WHAT THE EXERCISE ASKS
Rename "doctor-avatar" to "doctor-photo" throughout the stretch of the material from its start through the line containing "home-page: 首页 医生", and rewrite only those lines with everything else left unchanged.

RECORD EXCERPTS
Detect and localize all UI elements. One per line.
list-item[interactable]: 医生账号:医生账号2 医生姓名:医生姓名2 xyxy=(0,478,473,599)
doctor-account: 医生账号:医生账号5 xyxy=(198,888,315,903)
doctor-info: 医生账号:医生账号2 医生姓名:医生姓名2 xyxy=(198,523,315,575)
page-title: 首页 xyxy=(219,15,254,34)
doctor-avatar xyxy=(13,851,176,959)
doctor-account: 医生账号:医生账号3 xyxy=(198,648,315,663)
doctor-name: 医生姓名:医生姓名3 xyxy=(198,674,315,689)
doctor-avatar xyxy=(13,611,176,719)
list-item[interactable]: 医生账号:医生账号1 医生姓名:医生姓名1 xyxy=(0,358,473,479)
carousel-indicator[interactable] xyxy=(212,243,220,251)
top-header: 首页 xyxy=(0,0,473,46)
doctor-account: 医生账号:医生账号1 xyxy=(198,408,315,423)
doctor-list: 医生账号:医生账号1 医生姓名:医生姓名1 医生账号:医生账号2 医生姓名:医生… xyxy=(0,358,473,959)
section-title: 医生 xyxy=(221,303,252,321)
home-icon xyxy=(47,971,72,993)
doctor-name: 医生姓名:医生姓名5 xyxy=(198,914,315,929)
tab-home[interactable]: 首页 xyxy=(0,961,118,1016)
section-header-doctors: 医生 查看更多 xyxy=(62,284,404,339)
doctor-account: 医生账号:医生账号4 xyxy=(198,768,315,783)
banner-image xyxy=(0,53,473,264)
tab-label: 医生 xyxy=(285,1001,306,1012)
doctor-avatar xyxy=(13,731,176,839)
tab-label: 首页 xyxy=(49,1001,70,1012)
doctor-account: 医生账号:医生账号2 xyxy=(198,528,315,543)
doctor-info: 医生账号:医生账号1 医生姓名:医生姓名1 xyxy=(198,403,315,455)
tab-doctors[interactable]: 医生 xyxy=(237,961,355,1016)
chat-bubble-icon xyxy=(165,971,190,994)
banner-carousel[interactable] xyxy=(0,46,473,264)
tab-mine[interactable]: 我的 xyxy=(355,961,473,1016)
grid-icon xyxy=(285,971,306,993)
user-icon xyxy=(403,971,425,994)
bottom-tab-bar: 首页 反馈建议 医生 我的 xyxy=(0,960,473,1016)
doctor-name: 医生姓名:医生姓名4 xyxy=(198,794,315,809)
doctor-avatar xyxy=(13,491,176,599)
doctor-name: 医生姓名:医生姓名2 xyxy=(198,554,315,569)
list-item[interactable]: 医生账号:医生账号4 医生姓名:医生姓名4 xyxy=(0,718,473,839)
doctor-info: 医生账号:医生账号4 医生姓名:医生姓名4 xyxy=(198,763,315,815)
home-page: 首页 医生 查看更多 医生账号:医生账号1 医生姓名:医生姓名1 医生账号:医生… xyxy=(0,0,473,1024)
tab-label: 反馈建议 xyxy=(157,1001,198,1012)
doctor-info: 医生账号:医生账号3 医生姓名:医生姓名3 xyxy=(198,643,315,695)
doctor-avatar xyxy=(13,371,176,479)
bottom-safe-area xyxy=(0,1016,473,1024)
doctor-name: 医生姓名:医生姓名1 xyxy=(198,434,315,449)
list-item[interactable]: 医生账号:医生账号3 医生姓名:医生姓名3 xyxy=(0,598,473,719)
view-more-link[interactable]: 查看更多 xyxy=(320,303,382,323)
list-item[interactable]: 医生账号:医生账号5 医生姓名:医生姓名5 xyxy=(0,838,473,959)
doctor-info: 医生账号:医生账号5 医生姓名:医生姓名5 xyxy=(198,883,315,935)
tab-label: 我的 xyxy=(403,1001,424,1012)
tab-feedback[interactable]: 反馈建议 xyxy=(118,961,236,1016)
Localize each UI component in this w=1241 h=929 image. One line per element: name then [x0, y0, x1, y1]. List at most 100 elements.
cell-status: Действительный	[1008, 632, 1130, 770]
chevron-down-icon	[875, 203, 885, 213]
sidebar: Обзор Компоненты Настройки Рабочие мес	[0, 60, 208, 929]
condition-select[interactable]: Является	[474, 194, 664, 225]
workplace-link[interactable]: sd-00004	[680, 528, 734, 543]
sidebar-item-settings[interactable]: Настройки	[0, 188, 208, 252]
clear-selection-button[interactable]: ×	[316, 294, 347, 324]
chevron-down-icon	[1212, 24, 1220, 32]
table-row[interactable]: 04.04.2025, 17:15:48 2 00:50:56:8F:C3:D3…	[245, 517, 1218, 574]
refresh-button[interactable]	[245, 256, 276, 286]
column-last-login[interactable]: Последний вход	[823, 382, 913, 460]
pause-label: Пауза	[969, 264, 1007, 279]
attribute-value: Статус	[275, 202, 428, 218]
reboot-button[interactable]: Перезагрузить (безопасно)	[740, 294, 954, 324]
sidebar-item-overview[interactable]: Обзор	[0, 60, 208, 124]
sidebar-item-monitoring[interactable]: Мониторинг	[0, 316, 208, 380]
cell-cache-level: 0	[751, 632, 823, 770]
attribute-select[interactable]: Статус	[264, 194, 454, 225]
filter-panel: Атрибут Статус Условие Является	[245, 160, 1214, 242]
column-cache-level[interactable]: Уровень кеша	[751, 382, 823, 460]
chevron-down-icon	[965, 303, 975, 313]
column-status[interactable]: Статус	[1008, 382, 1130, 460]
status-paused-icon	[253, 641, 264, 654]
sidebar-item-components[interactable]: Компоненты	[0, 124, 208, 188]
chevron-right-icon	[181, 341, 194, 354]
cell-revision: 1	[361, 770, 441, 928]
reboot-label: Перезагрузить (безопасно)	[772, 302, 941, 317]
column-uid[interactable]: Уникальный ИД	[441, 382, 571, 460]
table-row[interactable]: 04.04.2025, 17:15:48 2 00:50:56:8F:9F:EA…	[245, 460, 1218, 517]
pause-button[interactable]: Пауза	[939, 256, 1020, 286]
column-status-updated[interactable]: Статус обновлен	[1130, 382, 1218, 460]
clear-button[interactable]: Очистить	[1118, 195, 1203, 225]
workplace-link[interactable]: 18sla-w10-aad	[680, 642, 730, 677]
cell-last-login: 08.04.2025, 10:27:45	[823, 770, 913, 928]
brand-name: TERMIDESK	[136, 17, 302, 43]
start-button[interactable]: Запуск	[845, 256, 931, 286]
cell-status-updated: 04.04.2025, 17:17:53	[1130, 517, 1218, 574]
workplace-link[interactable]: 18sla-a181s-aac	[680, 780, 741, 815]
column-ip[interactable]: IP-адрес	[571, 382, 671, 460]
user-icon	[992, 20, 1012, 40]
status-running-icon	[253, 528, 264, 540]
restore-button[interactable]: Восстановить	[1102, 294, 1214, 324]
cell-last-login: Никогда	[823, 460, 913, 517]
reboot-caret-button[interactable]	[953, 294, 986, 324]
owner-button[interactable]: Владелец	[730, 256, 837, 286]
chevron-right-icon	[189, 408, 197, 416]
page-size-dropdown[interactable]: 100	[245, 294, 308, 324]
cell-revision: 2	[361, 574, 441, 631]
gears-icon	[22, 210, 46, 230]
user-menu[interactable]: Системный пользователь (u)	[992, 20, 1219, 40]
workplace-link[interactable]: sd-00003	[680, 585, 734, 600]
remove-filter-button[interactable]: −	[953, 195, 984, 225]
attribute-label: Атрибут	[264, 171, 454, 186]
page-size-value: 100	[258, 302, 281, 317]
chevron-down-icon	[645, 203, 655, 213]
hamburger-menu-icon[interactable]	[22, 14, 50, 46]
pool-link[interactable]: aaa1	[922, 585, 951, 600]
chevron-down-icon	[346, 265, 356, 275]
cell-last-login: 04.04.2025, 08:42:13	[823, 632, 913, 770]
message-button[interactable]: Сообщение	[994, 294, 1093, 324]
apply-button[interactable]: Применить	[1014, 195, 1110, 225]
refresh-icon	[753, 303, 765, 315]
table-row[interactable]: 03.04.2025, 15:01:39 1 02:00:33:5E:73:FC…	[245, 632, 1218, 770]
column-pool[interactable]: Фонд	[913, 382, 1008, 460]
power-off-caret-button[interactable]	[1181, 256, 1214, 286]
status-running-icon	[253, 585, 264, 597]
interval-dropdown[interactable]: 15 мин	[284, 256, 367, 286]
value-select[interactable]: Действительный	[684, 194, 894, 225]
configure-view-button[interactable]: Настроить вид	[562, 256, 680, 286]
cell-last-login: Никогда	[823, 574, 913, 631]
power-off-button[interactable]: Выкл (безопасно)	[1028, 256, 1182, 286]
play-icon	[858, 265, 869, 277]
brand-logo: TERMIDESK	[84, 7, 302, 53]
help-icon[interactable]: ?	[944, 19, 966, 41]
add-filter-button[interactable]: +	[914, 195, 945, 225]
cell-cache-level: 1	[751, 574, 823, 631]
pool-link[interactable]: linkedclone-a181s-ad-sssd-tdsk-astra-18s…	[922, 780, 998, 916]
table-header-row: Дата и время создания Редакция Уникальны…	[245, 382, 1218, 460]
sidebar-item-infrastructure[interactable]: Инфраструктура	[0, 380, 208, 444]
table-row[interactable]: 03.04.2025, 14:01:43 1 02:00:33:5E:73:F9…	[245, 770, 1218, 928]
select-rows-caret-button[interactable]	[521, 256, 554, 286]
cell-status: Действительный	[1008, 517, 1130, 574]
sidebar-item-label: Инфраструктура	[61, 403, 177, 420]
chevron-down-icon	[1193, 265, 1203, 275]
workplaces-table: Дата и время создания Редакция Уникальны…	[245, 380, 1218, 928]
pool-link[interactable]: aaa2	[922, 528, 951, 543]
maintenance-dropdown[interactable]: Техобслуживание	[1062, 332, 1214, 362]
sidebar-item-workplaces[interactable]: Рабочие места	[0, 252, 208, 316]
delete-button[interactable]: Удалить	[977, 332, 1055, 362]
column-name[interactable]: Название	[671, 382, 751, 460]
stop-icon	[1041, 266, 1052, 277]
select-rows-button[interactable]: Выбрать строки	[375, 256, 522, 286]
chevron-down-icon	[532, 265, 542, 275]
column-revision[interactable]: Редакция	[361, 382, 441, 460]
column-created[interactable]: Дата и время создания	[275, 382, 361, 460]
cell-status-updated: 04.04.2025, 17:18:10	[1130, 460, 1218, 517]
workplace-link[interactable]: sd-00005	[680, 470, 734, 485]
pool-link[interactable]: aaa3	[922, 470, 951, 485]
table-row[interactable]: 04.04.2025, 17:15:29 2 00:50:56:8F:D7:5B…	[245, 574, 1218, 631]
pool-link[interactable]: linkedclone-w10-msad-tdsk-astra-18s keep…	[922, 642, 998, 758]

TASK SOLUTION
Detect and localize all UI elements. One per line.
list-item[interactable]: 医生账号:医生账号2 医生姓名:医生姓名2 xyxy=(0,478,473,599)
doctor-account: 医生账号:医生账号5 xyxy=(198,888,315,903)
doctor-info: 医生账号:医生账号2 医生姓名:医生姓名2 xyxy=(198,523,315,575)
page-title: 首页 xyxy=(219,15,254,34)
doctor-photo xyxy=(13,851,176,959)
doctor-account: 医生账号:医生账号3 xyxy=(198,648,315,663)
doctor-name: 医生姓名:医生姓名3 xyxy=(198,674,315,689)
doctor-photo xyxy=(13,611,176,719)
list-item[interactable]: 医生账号:医生账号1 医生姓名:医生姓名1 xyxy=(0,358,473,479)
carousel-indicator[interactable] xyxy=(212,243,220,251)
top-header: 首页 xyxy=(0,0,473,46)
doctor-account: 医生账号:医生账号1 xyxy=(198,408,315,423)
doctor-list: 医生账号:医生账号1 医生姓名:医生姓名1 医生账号:医生账号2 医生姓名:医生… xyxy=(0,358,473,959)
section-title: 医生 xyxy=(221,303,252,321)
home-icon xyxy=(47,971,72,993)
doctor-name: 医生姓名:医生姓名5 xyxy=(198,914,315,929)
tab-home[interactable]: 首页 xyxy=(0,961,118,1016)
section-header-doctors: 医生 查看更多 xyxy=(62,284,404,339)
doctor-account: 医生账号:医生账号4 xyxy=(198,768,315,783)
banner-image xyxy=(0,53,473,264)
tab-label: 医生 xyxy=(285,1001,306,1012)
doctor-photo xyxy=(13,731,176,839)
tab-label: 首页 xyxy=(49,1001,70,1012)
doctor-account: 医生账号:医生账号2 xyxy=(198,528,315,543)
doctor-info: 医生账号:医生账号1 医生姓名:医生姓名1 xyxy=(198,403,315,455)
tab-doctors[interactable]: 医生 xyxy=(237,961,355,1016)
chat-bubble-icon xyxy=(165,971,190,994)
banner-carousel[interactable] xyxy=(0,46,473,264)
tab-mine[interactable]: 我的 xyxy=(355,961,473,1016)
grid-icon xyxy=(285,971,306,993)
user-icon xyxy=(403,971,425,994)
bottom-tab-bar: 首页 反馈建议 医生 我的 xyxy=(0,960,473,1016)
doctor-name: 医生姓名:医生姓名4 xyxy=(198,794,315,809)
doctor-photo xyxy=(13,491,176,599)
doctor-name: 医生姓名:医生姓名2 xyxy=(198,554,315,569)
list-item[interactable]: 医生账号:医生账号4 医生姓名:医生姓名4 xyxy=(0,718,473,839)
doctor-info: 医生账号:医生账号4 医生姓名:医生姓名4 xyxy=(198,763,315,815)
home-page: 首页 医生 查看更多 医生账号:医生账号1 医生姓名:医生姓名1 医生账号:医生… xyxy=(0,0,473,1024)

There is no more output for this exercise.